Supplied material »
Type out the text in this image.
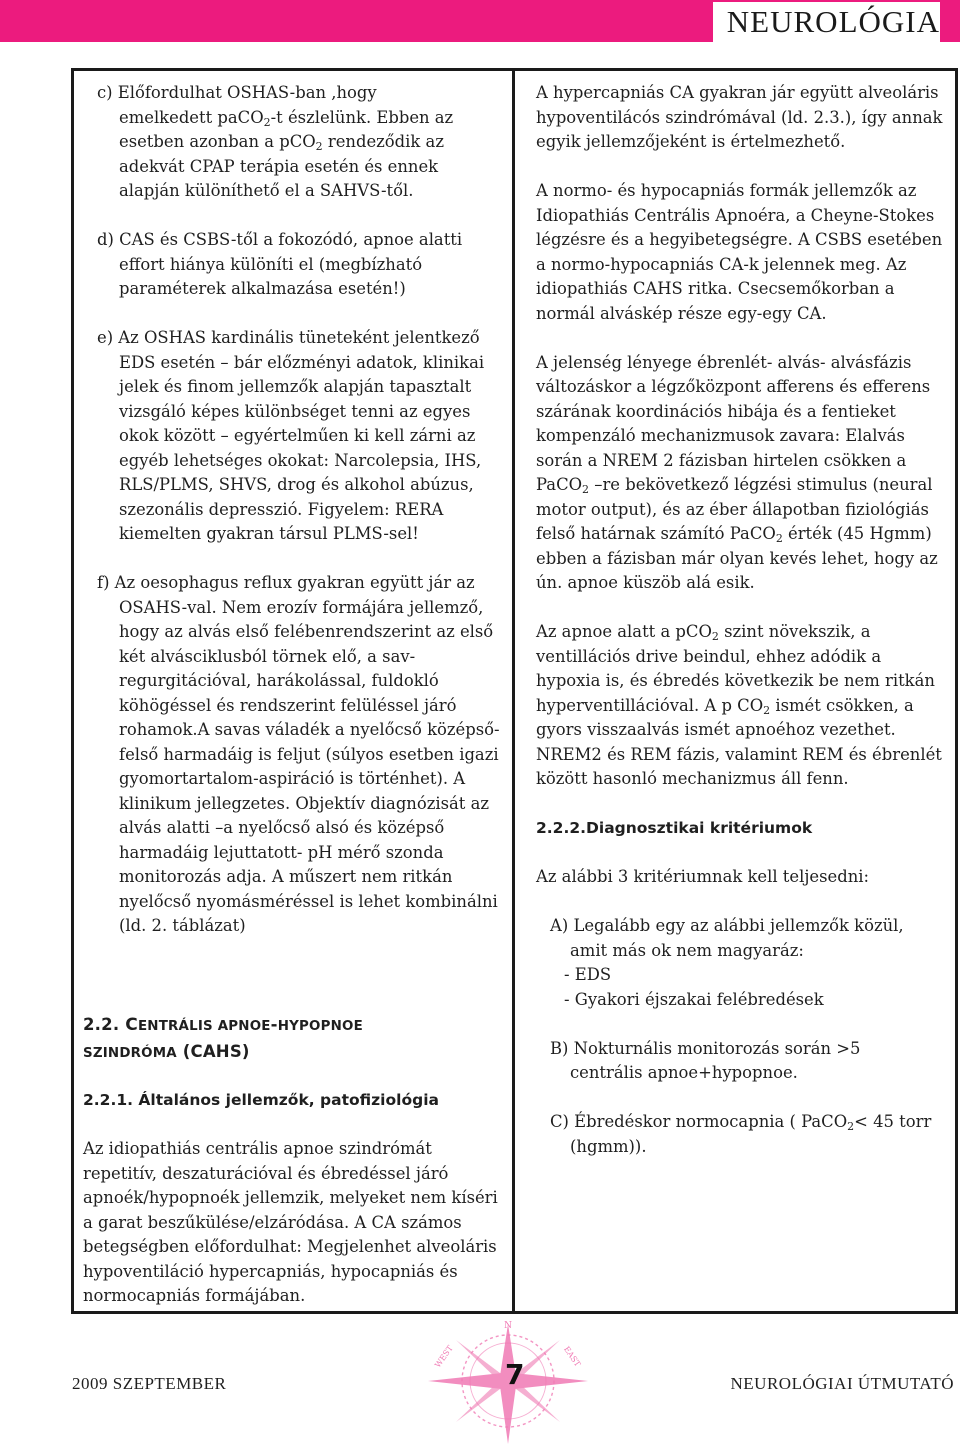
NEUROLÓGIA

c) Előfordulhat OSHAS-ban ,hogy
emelkedett paCO$_2$-t észlelünk. Ebben az esetben azonban a pCO$_2$ rendeződik az adekvát CPAP terápia esetén és ennek alapján különíthető el a SAHVS-től.

d) CAS és CSBS-től a fokozódó, apnoe alatti effort hiánya különíti el (megbízható paraméterek alkalmazása esetén!)

e) Az OSHAS kardinális tüneteként jelentkező EDS esetén – bár előzményi adatok, klinikai jelek és finom jellemzők alapján tapasztalt vizsgáló képes különbséget tenni az egyes okok között – egyértelműen ki kell zárni az egyéb lehetséges okokat: Narcolepsia, IHS, RLS/PLMS, SHVS, drog és alkohol abúzus, szezonális depresszió. Figyelem: RERA kiemelten gyakran társul PLMS-sel!

f) Az oesophagus reflux gyakran együtt jár az OSAHS-val. Nem erozív formájára jellemző, hogy az alvás első felébenrendszerint az első két alvásciklusból törnek elő, a sav-regurgitációval, harákolással, fuldokló köhögéssel és rendszerint felüléssel járó rohamok.A savas váladék a nyelőcső középső-felső harmadáig is feljut (súlyos esetben igazi gyomortartalom-aspiráció is történhet). A klinikum jellegzetes. Objektív diagnózisát az alvás alatti –a nyelőcső alsó és középső harmadáig lejuttatott- pH mérő szonda monitorozás adja. A műszert nem ritkán nyelőcső nyomásméréssel is lehet kombinálni (ld. 2. táblázat)

2.2. CENTRÁLIS APNOE-HYPOPNOE
SZINDRÓMA (CAHS)

2.2.1. Általános jellemzők, patofiziológia

Az idiopathiás centrális apnoe szindrómát repetitív, deszaturációval és ébredéssel járó apnoék/hypopnoék jellemzik, melyeket nem kíséri a garat beszűkülése/elzáródása. A CA számos betegségben előfordulhat: Megjelenhet alveoláris hypoventiláció hypercapniás, hypocapniás és normocapniás formájában.

A hypercapniás CA gyakran jár együtt alveoláris hypoventilácós szindrómával (ld. 2.3.), így annak egyik jellemzőjeként is értelmezhető.

A normo- és hypocapniás formák jellemzők az Idiopathiás Centrális Apnoéra, a Cheyne-Stokes légzésre és a hegyibetegségre. A CSBS esetében a normo-hypocapniás CA-k jelennek meg. Az idiopathiás CAHS ritka. Csecsemőkorban a normál alváskép része egy-egy CA.

A jelenség lényege ébrenlét- alvás- alvásfázis változáskor a légzőközpont afferens és efferens szárának koordinációs hibája és a fentieket kompenzáló mechanizmusok zavara: Elalvás során a NREM 2 fázisban hirtelen csökken a PaCO$_2$ –re bekövetkező légzési stimulus (neural motor output), és az éber állapotban fiziológiás felső határnak számító PaCO$_2$ érték (45 Hgmm) ebben a fázisban már olyan kevés lehet, hogy az ún. apnoe küszöb alá esik.

Az apnoe alatt a pCO$_2$ szint növekszik, a ventillációs drive beindul, ehhez adódik a hypoxia is, és ébredés következik be nem ritkán hyperventillációval. A p $CO_2$ ismét csökken, a gyors visszaalvás ismét apnoéhoz vezethet. NREM2 és REM fázis, valamint REM és ébrenlét között hasonló mechanizmus áll fenn.

2.2.2.Diagnosztikai kritériumok

Az alábbi 3 kritériumnak kell teljesedni:

A) Legalább egy az alábbi jellemzők közül,

amit más ok nem magyaráz:

- EDS

- Gyakori éjszakai felébredések

B) Nokturnális monitorozás során >5

centrális apnoe+hypopnoe.

C) Ébredéskor normocapnia ( PaCO$_2$< 45 torr

(hgmm)).

N
WEST	EAST
2009 SZEPTEMBER	7	NEUROLÓGIAI ÚTMUTATÓ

What you will do » Give back the entries verbatim. Do not include any picture.

Solution to this exercise »
Type out the text in this image.
NEUROLÓGIA

c) Előfordulhat OSHAS-ban ,hogy
emelkedett paCO$_2$-t észlelünk. Ebben az esetben azonban a pCO$_2$ rendeződik az adekvát CPAP terápia esetén és ennek alapján különíthető el a SAHVS-től.

d) CAS és CSBS-től a fokozódó, apnoe alatti effort hiánya különíti el (megbízható paraméterek alkalmazása esetén!)

e) Az OSHAS kardinális tüneteként jelentkező EDS esetén – bár előzményi adatok, klinikai jelek és finom jellemzők alapján tapasztalt vizsgáló képes különbséget tenni az egyes okok között – egyértelműen ki kell zárni az egyéb lehetséges okokat: Narcolepsia, IHS, RLS/PLMS, SHVS, drog és alkohol abúzus, szezonális depresszió. Figyelem: RERA kiemelten gyakran társul PLMS-sel!

f) Az oesophagus reflux gyakran együtt jár az OSAHS-val. Nem erozív formájára jellemző, hogy az alvás első felébenrendszerint az első két alvásciklusból törnek elő, a sav-regurgitációval, harákolással, fuldokló köhögéssel és rendszerint felüléssel járó rohamok.A savas váladék a nyelőcső középső-felső harmadáig is feljut (súlyos esetben igazi gyomortartalom-aspiráció is történhet). A klinikum jellegzetes. Objektív diagnózisát az alvás alatti –a nyelőcső alsó és középső harmadáig lejuttatott- pH mérő szonda monitorozás adja. A műszert nem ritkán nyelőcső nyomásméréssel is lehet kombinálni (ld. 2. táblázat)

2.2. CENTRÁLIS APNOE-HYPOPNOE
SZINDRÓMA (CAHS)

2.2.1. Általános jellemzők, patofiziológia

Az idiopathiás centrális apnoe szindrómát repetitív, deszaturációval és ébredéssel járó apnoék/hypopnoék jellemzik, melyeket nem kíséri a garat beszűkülése/elzáródása. A CA számos betegségben előfordulhat: Megjelenhet alveoláris hypoventiláció hypercapniás, hypocapniás és normocapniás formájában.

A hypercapniás CA gyakran jár együtt alveoláris hypoventilácós szindrómával (ld. 2.3.), így annak egyik jellemzőjeként is értelmezhető.

A normo- és hypocapniás formák jellemzők az Idiopathiás Centrális Apnoéra, a Cheyne-Stokes légzésre és a hegyibetegségre. A CSBS esetében a normo-hypocapniás CA-k jelennek meg. Az idiopathiás CAHS ritka. Csecsemőkorban a normál alváskép része egy-egy CA.

A jelenség lényege ébrenlét- alvás- alvásfázis változáskor a légzőközpont afferens és efferens szárának koordinációs hibája és a fentieket kompenzáló mechanizmusok zavara: Elalvás során a NREM 2 fázisban hirtelen csökken a PaCO$_2$ –re bekövetkező légzési stimulus (neural motor output), és az éber állapotban fiziológiás felső határnak számító PaCO$_2$ érték (45 Hgmm) ebben a fázisban már olyan kevés lehet, hogy az ún. apnoe küszöb alá esik.

Az apnoe alatt a pCO$_2$ szint növekszik, a ventillációs drive beindul, ehhez adódik a hypoxia is, és ébredés következik be nem ritkán hyperventillációval. A p $CO_2$ ismét csökken, a gyors visszaalvás ismét apnoéhoz vezethet. NREM2 és REM fázis, valamint REM és ébrenlét között hasonló mechanizmus áll fenn.

2.2.2.Diagnosztikai kritériumok

Az alábbi 3 kritériumnak kell teljesedni:

A) Legalább egy az alábbi jellemzők közül,

amit más ok nem magyaráz:

- EDS

- Gyakori éjszakai felébredések

B) Nokturnális monitorozás során >5

centrális apnoe+hypopnoe.

C) Ébredéskor normocapnia ( PaCO$_2$< 45 torr

(hgmm)).

N
WEST	EAST
2009 SZEPTEMBER	7	NEUROLÓGIAI ÚTMUTATÓ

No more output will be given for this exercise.